What this task involves
Reproduce all lines of the listing below in which the word "Galileo" occurs.

Given information
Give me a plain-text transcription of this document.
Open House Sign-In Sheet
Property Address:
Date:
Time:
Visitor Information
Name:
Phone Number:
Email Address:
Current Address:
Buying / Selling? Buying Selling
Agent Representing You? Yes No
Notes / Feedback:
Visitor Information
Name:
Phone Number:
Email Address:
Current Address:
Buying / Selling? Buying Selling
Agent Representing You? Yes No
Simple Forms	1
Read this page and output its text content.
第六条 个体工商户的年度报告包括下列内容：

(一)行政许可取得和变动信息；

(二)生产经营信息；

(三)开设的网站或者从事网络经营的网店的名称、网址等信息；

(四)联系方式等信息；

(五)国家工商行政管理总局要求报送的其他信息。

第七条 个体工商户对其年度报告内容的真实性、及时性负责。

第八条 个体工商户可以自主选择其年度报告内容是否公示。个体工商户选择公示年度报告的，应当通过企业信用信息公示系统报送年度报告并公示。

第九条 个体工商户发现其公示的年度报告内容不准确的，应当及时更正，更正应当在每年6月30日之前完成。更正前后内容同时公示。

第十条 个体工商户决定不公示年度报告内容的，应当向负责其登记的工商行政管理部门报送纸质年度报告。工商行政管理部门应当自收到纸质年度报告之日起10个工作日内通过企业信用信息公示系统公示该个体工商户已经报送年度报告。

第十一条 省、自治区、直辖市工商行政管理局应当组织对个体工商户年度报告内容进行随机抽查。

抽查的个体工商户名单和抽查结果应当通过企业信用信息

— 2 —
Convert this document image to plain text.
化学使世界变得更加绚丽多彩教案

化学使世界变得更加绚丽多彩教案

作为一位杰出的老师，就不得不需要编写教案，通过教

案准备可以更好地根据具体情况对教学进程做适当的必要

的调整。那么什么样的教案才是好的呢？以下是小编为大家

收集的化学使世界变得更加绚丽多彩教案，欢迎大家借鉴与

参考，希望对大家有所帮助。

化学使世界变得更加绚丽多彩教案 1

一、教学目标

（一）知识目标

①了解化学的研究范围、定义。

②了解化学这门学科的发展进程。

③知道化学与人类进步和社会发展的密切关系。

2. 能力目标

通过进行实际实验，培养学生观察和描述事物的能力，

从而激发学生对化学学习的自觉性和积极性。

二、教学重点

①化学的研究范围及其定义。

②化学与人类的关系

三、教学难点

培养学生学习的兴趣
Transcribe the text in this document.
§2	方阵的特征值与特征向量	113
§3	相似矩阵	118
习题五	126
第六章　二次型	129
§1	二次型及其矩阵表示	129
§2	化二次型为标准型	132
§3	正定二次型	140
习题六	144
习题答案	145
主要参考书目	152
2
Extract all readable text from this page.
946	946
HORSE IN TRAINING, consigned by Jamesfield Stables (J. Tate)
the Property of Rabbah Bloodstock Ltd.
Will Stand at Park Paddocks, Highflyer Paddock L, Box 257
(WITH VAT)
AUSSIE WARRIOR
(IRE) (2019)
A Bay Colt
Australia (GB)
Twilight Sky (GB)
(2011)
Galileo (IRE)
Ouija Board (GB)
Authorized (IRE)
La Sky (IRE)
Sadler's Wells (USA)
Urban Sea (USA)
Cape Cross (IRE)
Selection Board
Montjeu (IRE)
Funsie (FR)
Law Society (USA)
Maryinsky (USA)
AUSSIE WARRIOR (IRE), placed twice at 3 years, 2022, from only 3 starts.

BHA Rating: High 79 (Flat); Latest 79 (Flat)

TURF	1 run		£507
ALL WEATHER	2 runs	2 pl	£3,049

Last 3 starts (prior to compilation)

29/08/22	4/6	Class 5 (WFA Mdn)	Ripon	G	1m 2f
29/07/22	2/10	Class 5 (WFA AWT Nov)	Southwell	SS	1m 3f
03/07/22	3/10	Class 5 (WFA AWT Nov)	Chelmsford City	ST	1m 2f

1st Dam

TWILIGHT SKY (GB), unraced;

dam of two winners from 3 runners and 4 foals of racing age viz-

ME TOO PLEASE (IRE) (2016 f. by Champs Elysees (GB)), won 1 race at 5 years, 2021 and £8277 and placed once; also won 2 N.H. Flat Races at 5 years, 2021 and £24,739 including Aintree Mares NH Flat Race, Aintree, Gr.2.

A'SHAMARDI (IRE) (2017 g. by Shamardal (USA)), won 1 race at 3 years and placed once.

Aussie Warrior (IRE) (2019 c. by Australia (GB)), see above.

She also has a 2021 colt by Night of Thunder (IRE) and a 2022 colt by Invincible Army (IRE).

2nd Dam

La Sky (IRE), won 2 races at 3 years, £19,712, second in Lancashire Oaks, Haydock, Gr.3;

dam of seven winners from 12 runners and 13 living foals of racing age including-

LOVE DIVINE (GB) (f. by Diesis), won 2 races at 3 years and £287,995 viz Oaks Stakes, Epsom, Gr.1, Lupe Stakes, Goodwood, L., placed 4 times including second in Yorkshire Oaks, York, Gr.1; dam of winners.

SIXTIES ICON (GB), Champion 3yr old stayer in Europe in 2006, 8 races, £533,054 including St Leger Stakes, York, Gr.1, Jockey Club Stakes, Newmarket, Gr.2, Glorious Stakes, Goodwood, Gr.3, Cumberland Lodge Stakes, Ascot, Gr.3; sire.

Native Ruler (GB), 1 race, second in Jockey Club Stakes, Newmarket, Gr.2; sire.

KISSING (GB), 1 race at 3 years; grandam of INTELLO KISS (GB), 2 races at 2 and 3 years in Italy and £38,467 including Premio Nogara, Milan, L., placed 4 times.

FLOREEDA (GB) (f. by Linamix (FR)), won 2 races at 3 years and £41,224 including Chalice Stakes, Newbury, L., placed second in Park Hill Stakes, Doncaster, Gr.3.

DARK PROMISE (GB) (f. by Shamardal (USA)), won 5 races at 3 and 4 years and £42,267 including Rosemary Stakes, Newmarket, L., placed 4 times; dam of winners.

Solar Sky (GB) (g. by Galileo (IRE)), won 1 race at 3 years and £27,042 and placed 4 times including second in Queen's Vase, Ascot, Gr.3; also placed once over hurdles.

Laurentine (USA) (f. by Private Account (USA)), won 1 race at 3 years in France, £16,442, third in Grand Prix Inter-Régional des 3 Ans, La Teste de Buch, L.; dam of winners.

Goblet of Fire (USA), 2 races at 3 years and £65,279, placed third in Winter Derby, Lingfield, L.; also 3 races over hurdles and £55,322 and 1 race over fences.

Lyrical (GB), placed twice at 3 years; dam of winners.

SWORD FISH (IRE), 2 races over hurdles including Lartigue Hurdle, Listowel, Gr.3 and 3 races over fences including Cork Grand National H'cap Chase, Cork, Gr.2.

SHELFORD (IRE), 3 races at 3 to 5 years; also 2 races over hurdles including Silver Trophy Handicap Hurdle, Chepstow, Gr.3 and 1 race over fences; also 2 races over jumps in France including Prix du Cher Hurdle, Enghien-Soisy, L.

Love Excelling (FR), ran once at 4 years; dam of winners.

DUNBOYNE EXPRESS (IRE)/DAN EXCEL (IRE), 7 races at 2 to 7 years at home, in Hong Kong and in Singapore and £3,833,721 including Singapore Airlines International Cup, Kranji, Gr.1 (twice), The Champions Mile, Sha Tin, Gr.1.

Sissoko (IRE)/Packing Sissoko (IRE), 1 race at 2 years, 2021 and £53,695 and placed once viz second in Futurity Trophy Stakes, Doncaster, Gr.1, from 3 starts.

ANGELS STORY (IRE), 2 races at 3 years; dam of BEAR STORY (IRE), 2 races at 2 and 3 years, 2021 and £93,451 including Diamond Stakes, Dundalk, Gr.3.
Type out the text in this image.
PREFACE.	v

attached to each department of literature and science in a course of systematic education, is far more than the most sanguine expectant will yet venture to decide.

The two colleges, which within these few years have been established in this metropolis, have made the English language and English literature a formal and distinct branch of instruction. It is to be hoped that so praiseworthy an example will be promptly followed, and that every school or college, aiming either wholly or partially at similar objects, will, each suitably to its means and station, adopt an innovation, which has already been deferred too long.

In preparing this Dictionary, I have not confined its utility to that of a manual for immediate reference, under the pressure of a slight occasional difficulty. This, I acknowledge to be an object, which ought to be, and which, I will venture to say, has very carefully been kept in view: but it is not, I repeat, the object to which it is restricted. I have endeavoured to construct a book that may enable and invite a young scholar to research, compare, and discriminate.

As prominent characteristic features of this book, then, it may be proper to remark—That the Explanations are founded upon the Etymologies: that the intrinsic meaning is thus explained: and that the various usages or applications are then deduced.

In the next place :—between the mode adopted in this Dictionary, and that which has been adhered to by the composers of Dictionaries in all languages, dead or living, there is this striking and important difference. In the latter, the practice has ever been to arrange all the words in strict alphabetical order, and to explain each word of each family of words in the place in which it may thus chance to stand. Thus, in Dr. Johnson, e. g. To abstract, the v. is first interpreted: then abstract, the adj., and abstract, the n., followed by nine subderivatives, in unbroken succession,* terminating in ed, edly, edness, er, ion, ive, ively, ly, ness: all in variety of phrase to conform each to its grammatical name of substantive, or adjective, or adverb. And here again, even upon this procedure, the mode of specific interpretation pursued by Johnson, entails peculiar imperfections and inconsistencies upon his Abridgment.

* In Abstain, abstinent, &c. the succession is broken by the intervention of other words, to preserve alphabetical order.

Full output
Galileo (IRE)
Solar Sky (GB) (g. by Galileo (IRE)), won 1 race at 3 years and £27,042 and placed 4 times including second in Queen's Vase, Ascot, Gr.3; also placed once over hurdles.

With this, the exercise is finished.